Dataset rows
· · · · · · ·

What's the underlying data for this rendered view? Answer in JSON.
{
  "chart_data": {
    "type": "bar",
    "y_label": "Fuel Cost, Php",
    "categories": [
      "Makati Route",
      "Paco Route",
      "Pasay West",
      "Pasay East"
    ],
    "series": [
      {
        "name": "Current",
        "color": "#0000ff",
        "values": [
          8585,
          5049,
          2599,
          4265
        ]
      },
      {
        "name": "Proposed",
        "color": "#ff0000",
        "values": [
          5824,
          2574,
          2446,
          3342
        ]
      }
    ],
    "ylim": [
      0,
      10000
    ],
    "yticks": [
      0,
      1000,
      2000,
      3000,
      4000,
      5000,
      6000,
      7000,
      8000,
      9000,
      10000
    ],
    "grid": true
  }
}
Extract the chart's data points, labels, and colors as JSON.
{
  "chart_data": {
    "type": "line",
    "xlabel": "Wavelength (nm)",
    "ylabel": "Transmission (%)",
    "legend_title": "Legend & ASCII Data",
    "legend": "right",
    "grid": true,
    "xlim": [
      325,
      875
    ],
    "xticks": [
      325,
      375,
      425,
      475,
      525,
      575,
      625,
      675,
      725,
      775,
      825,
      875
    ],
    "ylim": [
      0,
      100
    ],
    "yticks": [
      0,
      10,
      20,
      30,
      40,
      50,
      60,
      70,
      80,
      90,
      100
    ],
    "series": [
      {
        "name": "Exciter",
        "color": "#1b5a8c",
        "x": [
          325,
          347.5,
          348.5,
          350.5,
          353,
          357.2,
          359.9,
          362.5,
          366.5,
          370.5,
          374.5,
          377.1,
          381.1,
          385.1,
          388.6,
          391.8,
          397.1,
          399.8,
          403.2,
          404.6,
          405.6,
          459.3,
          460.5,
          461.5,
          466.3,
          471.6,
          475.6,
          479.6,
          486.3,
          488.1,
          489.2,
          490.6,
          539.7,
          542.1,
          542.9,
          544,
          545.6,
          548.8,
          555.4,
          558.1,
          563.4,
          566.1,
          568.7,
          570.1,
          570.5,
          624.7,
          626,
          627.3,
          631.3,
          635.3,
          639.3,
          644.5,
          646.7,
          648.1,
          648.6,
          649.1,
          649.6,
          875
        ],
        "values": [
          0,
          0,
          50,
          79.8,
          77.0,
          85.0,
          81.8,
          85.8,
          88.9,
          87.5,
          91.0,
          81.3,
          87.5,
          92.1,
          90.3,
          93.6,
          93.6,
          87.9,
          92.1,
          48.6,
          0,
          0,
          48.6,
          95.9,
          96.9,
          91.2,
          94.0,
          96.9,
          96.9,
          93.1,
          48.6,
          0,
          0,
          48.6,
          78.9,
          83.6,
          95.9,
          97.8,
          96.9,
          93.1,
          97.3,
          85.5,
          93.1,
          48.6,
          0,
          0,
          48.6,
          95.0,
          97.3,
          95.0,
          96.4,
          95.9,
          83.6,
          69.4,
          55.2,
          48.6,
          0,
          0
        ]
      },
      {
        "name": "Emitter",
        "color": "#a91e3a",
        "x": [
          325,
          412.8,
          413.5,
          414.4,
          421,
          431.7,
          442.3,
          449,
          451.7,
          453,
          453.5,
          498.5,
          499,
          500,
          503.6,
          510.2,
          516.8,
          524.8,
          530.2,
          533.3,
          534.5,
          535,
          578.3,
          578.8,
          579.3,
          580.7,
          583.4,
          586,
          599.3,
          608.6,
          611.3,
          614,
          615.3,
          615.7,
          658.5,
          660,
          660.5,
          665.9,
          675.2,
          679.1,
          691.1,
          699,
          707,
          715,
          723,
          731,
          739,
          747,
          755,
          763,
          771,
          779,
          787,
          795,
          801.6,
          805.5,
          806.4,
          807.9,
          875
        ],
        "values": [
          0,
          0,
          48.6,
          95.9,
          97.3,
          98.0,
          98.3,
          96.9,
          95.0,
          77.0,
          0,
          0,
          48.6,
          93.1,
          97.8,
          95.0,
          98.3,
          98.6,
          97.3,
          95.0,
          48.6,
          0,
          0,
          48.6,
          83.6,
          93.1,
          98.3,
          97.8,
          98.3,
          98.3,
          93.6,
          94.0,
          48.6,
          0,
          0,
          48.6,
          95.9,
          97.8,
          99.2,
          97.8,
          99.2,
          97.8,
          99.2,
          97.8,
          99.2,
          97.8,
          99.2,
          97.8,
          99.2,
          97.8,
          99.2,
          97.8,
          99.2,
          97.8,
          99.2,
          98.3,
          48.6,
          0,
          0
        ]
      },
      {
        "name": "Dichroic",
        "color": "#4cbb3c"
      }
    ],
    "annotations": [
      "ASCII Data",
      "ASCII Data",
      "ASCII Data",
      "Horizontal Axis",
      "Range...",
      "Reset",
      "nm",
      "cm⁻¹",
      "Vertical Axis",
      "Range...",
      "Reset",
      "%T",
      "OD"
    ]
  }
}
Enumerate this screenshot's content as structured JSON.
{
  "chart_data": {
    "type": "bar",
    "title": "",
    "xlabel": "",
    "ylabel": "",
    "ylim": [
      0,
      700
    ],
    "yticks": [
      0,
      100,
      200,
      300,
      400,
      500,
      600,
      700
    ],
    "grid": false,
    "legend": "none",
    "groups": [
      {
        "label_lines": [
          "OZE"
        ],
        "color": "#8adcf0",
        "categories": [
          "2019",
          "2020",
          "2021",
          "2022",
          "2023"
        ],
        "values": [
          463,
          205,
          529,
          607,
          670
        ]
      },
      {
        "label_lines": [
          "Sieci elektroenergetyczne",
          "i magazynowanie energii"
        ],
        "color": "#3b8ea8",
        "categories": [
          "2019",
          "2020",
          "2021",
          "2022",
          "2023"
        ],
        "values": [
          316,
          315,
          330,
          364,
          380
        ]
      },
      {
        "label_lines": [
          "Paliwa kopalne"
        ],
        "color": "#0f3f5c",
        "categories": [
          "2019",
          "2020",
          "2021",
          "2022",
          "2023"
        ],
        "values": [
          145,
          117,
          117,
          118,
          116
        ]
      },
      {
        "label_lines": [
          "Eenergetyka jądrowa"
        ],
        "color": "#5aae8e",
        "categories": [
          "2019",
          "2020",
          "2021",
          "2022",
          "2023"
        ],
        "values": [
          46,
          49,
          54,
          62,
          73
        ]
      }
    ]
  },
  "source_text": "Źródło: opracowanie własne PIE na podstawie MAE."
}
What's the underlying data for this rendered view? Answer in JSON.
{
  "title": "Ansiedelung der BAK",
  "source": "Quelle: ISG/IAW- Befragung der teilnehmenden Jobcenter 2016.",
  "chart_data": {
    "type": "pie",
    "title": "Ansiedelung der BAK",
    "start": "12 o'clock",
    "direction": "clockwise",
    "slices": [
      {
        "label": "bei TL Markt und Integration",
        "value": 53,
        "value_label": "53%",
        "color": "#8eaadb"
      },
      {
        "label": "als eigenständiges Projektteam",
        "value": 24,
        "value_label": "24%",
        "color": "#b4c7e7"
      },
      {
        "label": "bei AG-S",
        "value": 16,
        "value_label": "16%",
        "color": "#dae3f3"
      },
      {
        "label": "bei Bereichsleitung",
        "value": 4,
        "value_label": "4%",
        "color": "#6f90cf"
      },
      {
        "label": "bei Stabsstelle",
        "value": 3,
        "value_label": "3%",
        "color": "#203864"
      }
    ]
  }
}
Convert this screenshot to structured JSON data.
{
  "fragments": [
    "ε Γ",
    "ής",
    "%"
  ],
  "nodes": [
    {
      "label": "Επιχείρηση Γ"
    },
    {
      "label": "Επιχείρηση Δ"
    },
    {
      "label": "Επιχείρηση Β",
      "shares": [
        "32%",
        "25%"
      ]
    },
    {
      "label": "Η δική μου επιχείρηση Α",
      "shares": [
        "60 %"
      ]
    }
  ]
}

· · · · · · ·

Task to complete.
Copy every line of the listing that contains the word "Ansiedelung".

Output of the exercise.
  "title": "Ansiedelung der BAK",
    "title": "Ansiedelung der BAK",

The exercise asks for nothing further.